Katherine Center, the author of five novels about love and family: The Bright Side of Disaster, Everyone Is Beautiful, Get Lucky, The Lost Husband, and Happiness for Beginners, recently signed a three-book deal with St. Martin’s Press. Her books and essays have appeared in Redbook, People, USA Today, Vanity Fair, and Real Simple.

People Magazine calls The Lost Husband “A sweet tale about creating the family you need.” Library Journal calls Get Lucky a “thoroughly enjoyable girlish romp,” and Kirkus Reviews likens Everyone Is Beautiful to the 1950s motherhood classic Please Don’t Eat the Daisies. Center is a graduate of Vassar College and University of Houston’s Creative Writing Program.

Best-selling Texas novelist Katherine Center on Molly, McMurtry, and MFAs

Katherine Center is the author of five books about love and family. Her novels have been reviewed in People, USA Today, and Redbook and have been optioned for movies. She talked with LSLL about growing up in Houston, her Texas writing influences, and the rapidly changing nature of publishing and writing.

LSLL: With so many subcategories of fiction on bookstore shelves these days, how would you describe yours?

Katherine Center: Technically, I'm in the category of Women's Fiction, but I really do a hybrid of literary fiction, women's fiction, and romantic comedy. I think of my books as "bittersweet comedies about love and family." My main characters are always women and, more than that, the books are written in a first-person, confessional, intimate voice that's mean to get as close as possible to the way women talk to each other. I always hope that readers will feel like they're reading a long letter from a best friend who is telling the truth of her life the way you only ever do with people you love and trust. So my books are Women's Fiction by default—because I am a woman writing about women—but also very much by choice, because I am all about trying to capture that special female goodness on the page.

At what point in your life did you decide, “I want to write for a living”? Who gave you your first big break?

I've always been a writer. I've kept journals and written poems and essays and stories as long as I can remember. I always knew that I was doomed to spend my whole life writing. Whether or not I could make a living from it was a different question.

My big break came when I met a woman named Vanessa Del Fabbro, a South African novelist living in Houston, at our neighborhood park one day. I'd written a novel, but then I'd gotten busy with babies and child rearing and instead of being brave and finding a publisher for it, I'd put it in a drawer. I'd heard of her, the "neighborhood novelist," but I'd been way too shy to approach her. Luckily, the friend I was with at the park was not shy, and she just marched up, introduced us, and asked if Vanessa would be willing to take look at my book. She was willing—bless her—and next thing I knew, she was passing it along to her agent. Her agent took me on and sold the manuscript at auction to Random House, and that novel-in-a-drawer became my first book, The Bright Side of Disaster.

§ ENTRIES PROVIDED
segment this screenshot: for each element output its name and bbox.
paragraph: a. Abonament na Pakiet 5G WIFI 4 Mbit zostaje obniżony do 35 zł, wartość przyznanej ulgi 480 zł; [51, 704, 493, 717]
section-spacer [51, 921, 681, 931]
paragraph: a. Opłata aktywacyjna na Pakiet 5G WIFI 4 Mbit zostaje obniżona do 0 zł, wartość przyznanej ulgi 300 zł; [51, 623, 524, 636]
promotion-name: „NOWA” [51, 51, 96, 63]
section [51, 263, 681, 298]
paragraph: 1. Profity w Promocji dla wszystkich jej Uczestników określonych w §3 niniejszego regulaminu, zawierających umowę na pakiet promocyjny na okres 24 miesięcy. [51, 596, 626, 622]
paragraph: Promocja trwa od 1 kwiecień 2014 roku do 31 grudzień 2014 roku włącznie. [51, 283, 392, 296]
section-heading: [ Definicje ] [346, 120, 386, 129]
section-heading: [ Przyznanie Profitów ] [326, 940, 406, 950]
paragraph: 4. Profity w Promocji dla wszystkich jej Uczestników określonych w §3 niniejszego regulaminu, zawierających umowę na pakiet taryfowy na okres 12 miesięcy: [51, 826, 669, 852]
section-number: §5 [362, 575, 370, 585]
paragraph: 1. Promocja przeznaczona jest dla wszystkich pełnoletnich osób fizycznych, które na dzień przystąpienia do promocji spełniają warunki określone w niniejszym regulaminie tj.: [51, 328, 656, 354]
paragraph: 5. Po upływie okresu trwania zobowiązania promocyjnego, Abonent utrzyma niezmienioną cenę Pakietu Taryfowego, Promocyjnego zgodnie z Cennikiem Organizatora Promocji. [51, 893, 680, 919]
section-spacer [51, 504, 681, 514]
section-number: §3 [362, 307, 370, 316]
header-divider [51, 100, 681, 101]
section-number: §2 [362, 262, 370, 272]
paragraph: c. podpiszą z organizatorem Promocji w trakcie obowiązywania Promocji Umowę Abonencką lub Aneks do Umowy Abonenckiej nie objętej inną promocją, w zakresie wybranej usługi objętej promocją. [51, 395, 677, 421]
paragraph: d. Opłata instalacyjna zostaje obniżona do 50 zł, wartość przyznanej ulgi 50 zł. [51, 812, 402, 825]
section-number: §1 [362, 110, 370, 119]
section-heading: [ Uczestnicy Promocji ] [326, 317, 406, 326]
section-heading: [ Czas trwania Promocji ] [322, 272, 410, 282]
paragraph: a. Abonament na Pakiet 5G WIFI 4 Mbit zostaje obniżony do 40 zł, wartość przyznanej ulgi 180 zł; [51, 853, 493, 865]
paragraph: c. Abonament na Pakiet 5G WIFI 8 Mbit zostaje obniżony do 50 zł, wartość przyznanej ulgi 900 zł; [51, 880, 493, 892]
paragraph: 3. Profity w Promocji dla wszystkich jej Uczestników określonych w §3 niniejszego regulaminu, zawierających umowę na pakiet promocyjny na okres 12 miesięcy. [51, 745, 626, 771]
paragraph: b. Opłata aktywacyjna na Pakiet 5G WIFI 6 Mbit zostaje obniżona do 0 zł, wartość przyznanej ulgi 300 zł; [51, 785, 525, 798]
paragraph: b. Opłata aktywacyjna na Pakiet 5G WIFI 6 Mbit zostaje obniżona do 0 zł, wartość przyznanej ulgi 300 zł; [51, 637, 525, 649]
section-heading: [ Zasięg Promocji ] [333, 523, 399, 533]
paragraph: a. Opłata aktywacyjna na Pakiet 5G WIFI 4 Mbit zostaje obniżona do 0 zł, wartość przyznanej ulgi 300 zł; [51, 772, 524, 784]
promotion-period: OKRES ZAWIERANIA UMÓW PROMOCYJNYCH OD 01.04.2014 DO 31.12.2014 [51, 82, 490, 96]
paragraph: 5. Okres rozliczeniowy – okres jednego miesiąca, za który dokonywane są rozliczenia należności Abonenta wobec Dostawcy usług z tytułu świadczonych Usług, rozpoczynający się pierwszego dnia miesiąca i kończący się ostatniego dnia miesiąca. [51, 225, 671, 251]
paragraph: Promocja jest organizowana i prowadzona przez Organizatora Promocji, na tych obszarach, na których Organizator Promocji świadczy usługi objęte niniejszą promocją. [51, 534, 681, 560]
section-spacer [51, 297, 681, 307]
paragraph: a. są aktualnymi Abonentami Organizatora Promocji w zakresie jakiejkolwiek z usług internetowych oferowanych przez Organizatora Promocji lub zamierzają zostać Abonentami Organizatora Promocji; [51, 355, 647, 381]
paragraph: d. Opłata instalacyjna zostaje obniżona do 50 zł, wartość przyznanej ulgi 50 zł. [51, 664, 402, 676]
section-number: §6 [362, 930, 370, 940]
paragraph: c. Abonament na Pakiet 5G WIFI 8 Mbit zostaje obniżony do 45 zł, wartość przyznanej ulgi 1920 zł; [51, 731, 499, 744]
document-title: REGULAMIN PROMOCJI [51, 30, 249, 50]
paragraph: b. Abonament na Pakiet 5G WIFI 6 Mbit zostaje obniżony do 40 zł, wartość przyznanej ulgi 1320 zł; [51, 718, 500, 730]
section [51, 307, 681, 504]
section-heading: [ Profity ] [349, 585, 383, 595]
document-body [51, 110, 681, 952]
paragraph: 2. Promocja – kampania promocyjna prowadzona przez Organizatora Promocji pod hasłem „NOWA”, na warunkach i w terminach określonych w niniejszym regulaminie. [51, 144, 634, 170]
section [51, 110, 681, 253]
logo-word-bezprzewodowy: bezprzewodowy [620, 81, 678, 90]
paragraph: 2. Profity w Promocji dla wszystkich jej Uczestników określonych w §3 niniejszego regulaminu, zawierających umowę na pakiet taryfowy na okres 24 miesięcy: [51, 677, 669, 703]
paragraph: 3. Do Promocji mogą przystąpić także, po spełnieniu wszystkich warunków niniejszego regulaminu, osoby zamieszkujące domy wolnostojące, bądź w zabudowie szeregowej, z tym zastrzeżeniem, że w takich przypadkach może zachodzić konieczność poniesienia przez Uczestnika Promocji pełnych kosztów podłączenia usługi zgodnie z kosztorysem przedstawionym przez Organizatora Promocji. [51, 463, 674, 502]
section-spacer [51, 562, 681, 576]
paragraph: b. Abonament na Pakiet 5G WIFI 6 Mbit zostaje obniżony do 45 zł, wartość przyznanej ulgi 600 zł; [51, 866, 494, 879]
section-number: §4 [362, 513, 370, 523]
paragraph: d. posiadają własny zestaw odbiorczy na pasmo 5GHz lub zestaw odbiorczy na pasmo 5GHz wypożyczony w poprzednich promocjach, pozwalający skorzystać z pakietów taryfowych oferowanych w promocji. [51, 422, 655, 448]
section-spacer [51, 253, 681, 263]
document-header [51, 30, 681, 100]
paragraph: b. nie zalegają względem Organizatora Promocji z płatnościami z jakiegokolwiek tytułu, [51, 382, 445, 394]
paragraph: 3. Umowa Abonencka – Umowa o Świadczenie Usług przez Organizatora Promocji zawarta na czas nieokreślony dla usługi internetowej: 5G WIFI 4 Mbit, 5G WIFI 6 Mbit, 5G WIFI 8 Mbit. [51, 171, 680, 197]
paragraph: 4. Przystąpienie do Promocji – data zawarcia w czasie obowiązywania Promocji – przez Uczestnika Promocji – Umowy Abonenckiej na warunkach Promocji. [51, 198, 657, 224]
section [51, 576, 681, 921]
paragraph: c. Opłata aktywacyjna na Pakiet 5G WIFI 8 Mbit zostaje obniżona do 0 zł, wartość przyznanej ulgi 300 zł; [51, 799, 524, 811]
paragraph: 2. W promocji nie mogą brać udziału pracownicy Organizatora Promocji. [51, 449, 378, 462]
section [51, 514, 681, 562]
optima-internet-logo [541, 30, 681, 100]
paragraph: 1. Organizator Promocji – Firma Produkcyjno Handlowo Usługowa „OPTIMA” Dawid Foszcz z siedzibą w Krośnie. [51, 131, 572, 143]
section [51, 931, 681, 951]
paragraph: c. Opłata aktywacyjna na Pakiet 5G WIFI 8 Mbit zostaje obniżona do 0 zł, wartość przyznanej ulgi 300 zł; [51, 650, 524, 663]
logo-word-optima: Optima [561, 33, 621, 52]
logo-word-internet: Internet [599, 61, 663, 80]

§ GIVEN INSTRUCTION 1
Translate this sentence from the text about Katherine Center into Spanish: "I always knew that I was doomed to spend my whole life writing."
§ GIVEN INSTRUCTION 2
List the novels by Katherine Center that the text about her names.
The records come from a separate source.

§ EXPECTED ANSWER 1
Siempre supe que estaba condenada a pasar toda mi vida escribiendo.

§ EXPECTED ANSWER 2
- The Bright Side of Disaster
- Everyone Is Beautiful
- Get Lucky
- The Lost Husband
- Happiness for Beginners